## Stated task
Repeat each record below exactly as given.

[Data entries]
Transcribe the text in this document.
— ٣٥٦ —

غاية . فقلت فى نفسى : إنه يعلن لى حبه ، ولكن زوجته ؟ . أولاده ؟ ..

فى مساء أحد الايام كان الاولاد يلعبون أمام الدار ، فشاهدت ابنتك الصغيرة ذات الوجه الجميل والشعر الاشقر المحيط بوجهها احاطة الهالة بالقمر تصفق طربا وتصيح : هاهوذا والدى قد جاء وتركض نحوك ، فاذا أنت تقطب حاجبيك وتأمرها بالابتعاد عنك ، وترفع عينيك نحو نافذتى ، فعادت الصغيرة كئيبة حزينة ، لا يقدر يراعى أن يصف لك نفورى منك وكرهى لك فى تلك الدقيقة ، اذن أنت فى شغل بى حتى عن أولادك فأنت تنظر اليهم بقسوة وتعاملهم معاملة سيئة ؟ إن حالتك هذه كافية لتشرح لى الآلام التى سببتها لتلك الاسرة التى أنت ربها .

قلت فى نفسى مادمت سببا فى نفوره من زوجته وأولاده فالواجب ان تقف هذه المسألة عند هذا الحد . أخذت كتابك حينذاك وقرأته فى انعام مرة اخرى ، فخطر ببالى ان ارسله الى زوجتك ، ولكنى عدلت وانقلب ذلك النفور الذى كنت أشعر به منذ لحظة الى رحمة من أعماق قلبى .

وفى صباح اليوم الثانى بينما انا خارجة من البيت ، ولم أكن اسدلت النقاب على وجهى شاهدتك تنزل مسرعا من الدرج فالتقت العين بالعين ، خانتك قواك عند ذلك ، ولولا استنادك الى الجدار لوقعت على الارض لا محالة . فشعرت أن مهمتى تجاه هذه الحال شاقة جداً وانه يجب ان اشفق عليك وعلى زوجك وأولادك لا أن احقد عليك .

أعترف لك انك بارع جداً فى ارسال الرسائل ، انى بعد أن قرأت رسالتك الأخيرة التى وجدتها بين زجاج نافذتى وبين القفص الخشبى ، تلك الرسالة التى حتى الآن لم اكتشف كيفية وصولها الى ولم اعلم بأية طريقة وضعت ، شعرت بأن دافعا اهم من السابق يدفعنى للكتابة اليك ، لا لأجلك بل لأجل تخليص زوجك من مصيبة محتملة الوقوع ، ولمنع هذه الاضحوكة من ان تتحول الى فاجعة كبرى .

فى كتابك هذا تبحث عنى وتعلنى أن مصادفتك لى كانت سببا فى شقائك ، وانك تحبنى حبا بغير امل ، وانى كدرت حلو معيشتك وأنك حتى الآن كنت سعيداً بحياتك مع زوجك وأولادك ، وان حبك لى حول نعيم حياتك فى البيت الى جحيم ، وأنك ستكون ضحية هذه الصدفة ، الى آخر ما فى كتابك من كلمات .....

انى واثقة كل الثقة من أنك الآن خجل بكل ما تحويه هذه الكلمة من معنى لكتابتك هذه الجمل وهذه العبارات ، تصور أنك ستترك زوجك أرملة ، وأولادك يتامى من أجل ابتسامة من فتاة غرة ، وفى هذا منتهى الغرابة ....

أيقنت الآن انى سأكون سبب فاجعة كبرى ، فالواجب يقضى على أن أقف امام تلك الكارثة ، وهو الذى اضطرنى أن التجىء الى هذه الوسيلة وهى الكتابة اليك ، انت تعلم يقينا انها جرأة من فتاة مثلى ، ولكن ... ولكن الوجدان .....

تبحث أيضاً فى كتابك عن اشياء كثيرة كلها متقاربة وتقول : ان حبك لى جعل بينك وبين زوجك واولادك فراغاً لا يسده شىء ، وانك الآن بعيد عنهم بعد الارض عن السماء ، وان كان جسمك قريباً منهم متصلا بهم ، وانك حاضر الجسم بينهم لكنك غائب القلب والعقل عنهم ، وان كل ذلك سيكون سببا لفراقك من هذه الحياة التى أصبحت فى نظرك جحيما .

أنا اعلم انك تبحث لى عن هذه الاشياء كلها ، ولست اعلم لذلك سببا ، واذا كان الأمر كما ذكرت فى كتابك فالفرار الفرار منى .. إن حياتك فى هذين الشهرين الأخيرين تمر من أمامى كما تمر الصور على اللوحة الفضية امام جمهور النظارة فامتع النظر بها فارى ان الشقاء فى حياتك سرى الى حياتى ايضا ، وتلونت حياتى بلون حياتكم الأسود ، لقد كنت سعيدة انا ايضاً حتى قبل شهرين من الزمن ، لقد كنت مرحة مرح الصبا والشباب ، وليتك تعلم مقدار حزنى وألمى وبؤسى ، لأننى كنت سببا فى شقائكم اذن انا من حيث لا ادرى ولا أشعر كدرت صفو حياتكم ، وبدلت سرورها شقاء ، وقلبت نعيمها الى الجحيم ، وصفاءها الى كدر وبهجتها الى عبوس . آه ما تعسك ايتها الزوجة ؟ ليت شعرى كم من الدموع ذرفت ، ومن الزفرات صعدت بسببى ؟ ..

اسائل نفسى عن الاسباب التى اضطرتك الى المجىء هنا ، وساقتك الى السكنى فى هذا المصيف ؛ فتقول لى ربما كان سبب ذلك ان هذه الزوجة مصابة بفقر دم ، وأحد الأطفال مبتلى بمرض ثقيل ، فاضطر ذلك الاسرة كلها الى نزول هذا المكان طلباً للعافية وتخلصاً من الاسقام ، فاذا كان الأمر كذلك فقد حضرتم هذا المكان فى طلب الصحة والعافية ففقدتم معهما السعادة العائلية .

## Correct response
Transcribe the text in this document.
— ٣٥٦ —

غاية . فقلت فى نفسى : إنه يعلن لى حبه ، ولكن زوجته ؟ . أولاده ؟ ..

فى مساء أحد الايام كان الاولاد يلعبون أمام الدار ، فشاهدت ابنتك الصغيرة ذات الوجه الجميل والشعر الاشقر المحيط بوجهها احاطة الهالة بالقمر تصفق طربا وتصيح : هاهوذا والدى قد جاء وتركض نحوك ، فاذا أنت تقطب حاجبيك وتأمرها بالابتعاد عنك ، وترفع عينيك نحو نافذتى ، فعادت الصغيرة كئيبة حزينة ، لا يقدر يراعى أن يصف لك نفورى منك وكرهى لك فى تلك الدقيقة ، اذن أنت فى شغل بى حتى عن أولادك فأنت تنظر اليهم بقسوة وتعاملهم معاملة سيئة ؟ إن حالتك هذه كافية لتشرح لى الآلام التى سببتها لتلك الاسرة التى أنت ربها .

قلت فى نفسى مادمت سببا فى نفوره من زوجته وأولاده فالواجب ان تقف هذه المسألة عند هذا الحد . أخذت كتابك حينذاك وقرأته فى انعام مرة اخرى ، فخطر ببالى ان ارسله الى زوجتك ، ولكنى عدلت وانقلب ذلك النفور الذى كنت أشعر به منذ لحظة الى رحمة من أعماق قلبى .

وفى صباح اليوم الثانى بينما انا خارجة من البيت ، ولم أكن اسدلت النقاب على وجهى شاهدتك تنزل مسرعا من الدرج فالتقت العين بالعين ، خانتك قواك عند ذلك ، ولولا استنادك الى الجدار لوقعت على الارض لا محالة . فشعرت أن مهمتى تجاه هذه الحال شاقة جداً وانه يجب ان اشفق عليك وعلى زوجك وأولادك لا أن احقد عليك .

أعترف لك انك بارع جداً فى ارسال الرسائل ، انى بعد أن قرأت رسالتك الأخيرة التى وجدتها بين زجاج نافذتى وبين القفص الخشبى ، تلك الرسالة التى حتى الآن لم اكتشف كيفية وصولها الى ولم اعلم بأية طريقة وضعت ، شعرت بأن دافعا اهم من السابق يدفعنى للكتابة اليك ، لا لأجلك بل لأجل تخليص زوجك من مصيبة محتملة الوقوع ، ولمنع هذه الاضحوكة من ان تتحول الى فاجعة كبرى .

فى كتابك هذا تبحث عنى وتعلنى أن مصادفتك لى كانت سببا فى شقائك ، وانك تحبنى حبا بغير امل ، وانى كدرت حلو معيشتك وأنك حتى الآن كنت سعيداً بحياتك مع زوجك وأولادك ، وان حبك لى حول نعيم حياتك فى البيت الى جحيم ، وأنك ستكون ضحية هذه الصدفة ، الى آخر ما فى كتابك من كلمات .....

انى واثقة كل الثقة من أنك الآن خجل بكل ما تحويه هذه الكلمة من معنى لكتابتك هذه الجمل وهذه العبارات ، تصور أنك ستترك زوجك أرملة ، وأولادك يتامى من أجل ابتسامة من فتاة غرة ، وفى هذا منتهى الغرابة ....

أيقنت الآن انى سأكون سبب فاجعة كبرى ، فالواجب يقضى على أن أقف امام تلك الكارثة ، وهو الذى اضطرنى أن التجىء الى هذه الوسيلة وهى الكتابة اليك ، انت تعلم يقينا انها جرأة من فتاة مثلى ، ولكن ... ولكن الوجدان .....

تبحث أيضاً فى كتابك عن اشياء كثيرة كلها متقاربة وتقول : ان حبك لى جعل بينك وبين زوجك واولادك فراغاً لا يسده شىء ، وانك الآن بعيد عنهم بعد الارض عن السماء ، وان كان جسمك قريباً منهم متصلا بهم ، وانك حاضر الجسم بينهم لكنك غائب القلب والعقل عنهم ، وان كل ذلك سيكون سببا لفراقك من هذه الحياة التى أصبحت فى نظرك جحيما .

أنا اعلم انك تبحث لى عن هذه الاشياء كلها ، ولست اعلم لذلك سببا ، واذا كان الأمر كما ذكرت فى كتابك فالفرار الفرار منى .. إن حياتك فى هذين الشهرين الأخيرين تمر من أمامى كما تمر الصور على اللوحة الفضية امام جمهور النظارة فامتع النظر بها فارى ان الشقاء فى حياتك سرى الى حياتى ايضا ، وتلونت حياتى بلون حياتكم الأسود ، لقد كنت سعيدة انا ايضاً حتى قبل شهرين من الزمن ، لقد كنت مرحة مرح الصبا والشباب ، وليتك تعلم مقدار حزنى وألمى وبؤسى ، لأننى كنت سببا فى شقائكم اذن انا من حيث لا ادرى ولا أشعر كدرت صفو حياتكم ، وبدلت سرورها شقاء ، وقلبت نعيمها الى الجحيم ، وصفاءها الى كدر وبهجتها الى عبوس . آه ما تعسك ايتها الزوجة ؟ ليت شعرى كم من الدموع ذرفت ، ومن الزفرات صعدت بسببى ؟ ..

اسائل نفسى عن الاسباب التى اضطرتك الى المجىء هنا ، وساقتك الى السكنى فى هذا المصيف ؛ فتقول لى ربما كان سبب ذلك ان هذه الزوجة مصابة بفقر دم ، وأحد الأطفال مبتلى بمرض ثقيل ، فاضطر ذلك الاسرة كلها الى نزول هذا المكان طلباً للعافية وتخلصاً من الاسقام ، فاذا كان الأمر كذلك فقد حضرتم هذا المكان فى طلب الصحة والعافية ففقدتم معهما السعادة العائلية .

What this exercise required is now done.